> _Records to process_:

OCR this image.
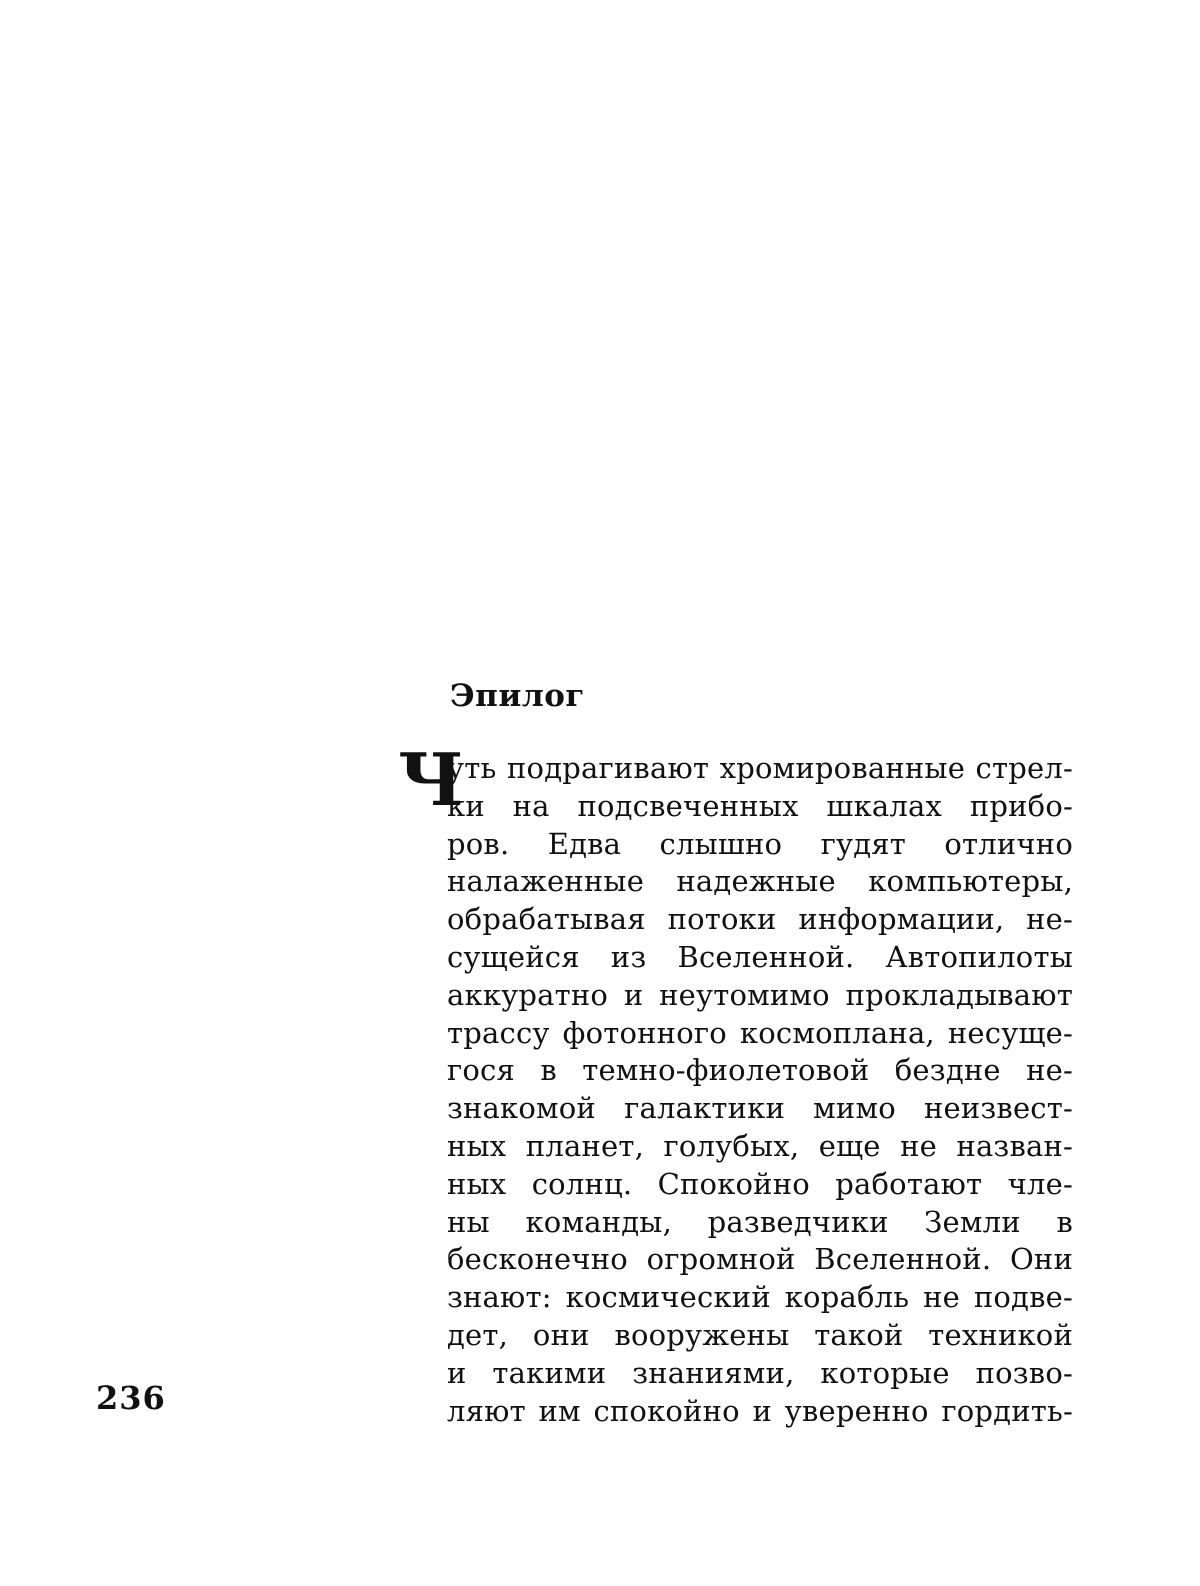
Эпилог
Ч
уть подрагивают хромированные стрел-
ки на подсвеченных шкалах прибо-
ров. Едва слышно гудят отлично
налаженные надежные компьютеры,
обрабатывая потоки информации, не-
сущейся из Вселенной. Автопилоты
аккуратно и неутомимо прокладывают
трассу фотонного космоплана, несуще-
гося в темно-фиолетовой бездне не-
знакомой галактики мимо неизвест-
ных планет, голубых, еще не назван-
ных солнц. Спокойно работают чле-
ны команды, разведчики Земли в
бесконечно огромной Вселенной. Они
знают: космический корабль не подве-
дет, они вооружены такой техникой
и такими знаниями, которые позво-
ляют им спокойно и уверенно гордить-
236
* * *
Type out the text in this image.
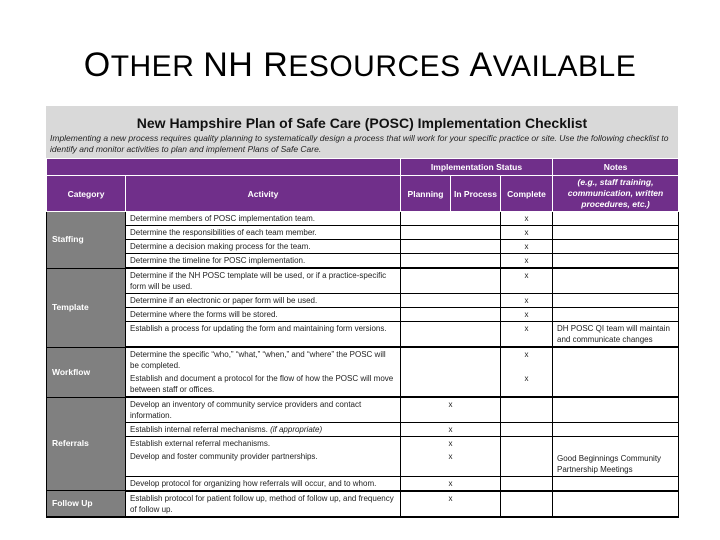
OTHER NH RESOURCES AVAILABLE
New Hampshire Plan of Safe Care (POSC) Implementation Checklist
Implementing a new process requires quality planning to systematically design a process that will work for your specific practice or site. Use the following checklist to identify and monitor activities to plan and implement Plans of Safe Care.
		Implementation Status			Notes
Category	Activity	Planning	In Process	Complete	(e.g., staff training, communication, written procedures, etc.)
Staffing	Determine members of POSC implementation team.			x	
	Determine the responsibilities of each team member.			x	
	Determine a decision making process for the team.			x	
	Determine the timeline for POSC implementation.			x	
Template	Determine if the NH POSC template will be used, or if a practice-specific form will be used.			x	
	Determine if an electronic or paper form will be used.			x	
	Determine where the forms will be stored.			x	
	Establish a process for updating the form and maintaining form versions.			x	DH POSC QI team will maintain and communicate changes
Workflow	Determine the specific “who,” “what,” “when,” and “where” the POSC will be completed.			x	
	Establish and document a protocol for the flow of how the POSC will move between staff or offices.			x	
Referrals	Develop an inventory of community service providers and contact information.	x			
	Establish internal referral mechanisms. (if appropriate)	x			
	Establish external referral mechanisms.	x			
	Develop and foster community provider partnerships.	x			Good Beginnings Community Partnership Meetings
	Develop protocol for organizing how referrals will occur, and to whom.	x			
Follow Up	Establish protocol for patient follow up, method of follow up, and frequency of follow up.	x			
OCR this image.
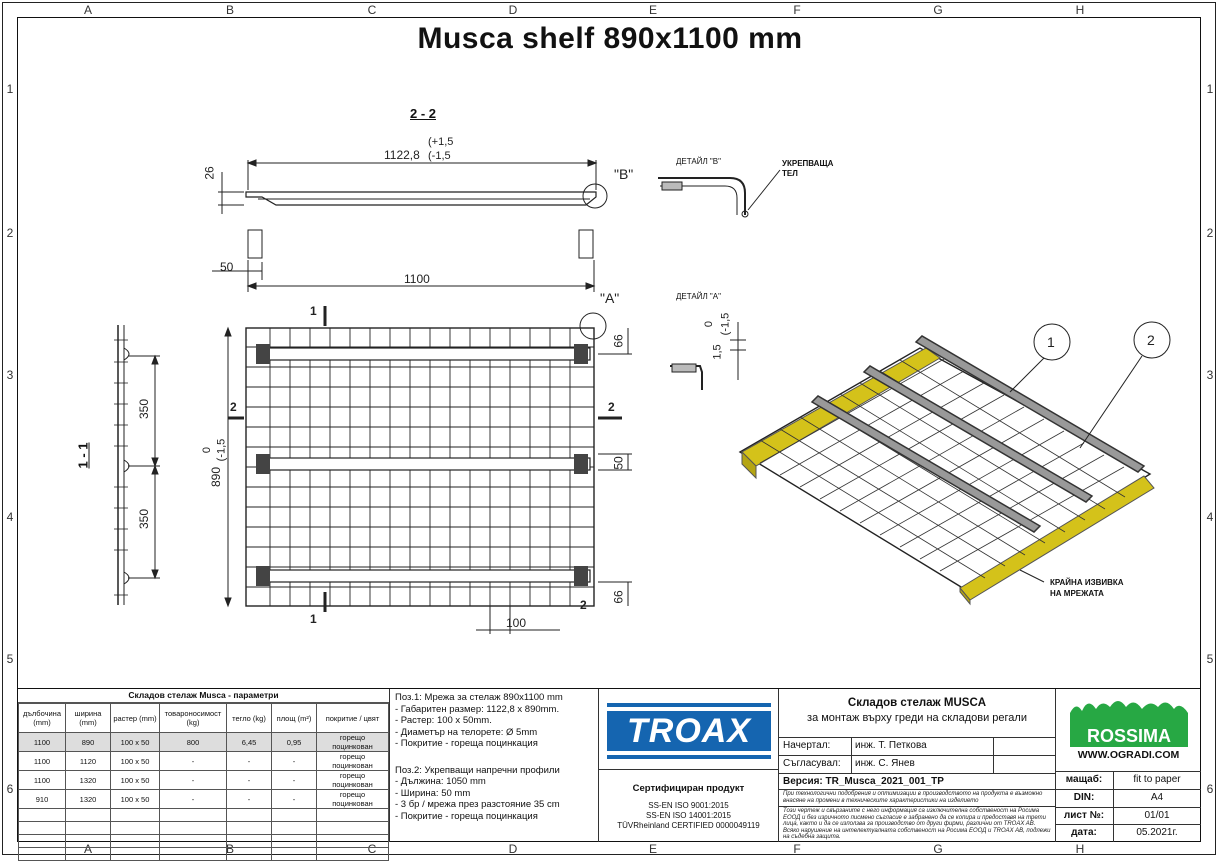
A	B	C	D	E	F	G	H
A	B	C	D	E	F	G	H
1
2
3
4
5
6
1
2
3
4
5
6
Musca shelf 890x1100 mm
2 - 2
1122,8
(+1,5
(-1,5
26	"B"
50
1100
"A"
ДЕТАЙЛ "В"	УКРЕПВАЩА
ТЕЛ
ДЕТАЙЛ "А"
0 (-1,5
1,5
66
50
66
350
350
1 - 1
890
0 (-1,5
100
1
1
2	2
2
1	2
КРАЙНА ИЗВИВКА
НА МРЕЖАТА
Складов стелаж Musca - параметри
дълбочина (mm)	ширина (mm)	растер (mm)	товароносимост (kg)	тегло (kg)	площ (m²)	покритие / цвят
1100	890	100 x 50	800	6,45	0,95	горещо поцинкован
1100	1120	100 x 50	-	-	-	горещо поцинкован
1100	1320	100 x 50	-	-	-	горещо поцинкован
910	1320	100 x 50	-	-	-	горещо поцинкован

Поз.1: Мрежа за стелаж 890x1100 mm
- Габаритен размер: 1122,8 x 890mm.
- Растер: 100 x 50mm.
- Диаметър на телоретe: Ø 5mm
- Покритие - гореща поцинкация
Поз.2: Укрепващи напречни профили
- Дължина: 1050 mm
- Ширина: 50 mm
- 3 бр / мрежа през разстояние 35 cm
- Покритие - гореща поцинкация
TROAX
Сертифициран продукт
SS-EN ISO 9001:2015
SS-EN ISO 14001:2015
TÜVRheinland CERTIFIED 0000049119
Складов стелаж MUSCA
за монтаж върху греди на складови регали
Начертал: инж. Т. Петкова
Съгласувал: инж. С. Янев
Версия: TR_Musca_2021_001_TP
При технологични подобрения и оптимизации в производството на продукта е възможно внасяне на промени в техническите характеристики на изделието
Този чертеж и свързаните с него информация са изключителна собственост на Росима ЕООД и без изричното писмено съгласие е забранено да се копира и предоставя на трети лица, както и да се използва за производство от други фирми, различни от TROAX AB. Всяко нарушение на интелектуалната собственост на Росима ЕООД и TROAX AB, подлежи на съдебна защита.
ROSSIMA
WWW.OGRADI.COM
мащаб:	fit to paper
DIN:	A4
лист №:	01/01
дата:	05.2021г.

> _The task_:
Of the lines in the records, determine how many contain the word "POSC", and report that number alone.

> _Task result_:
7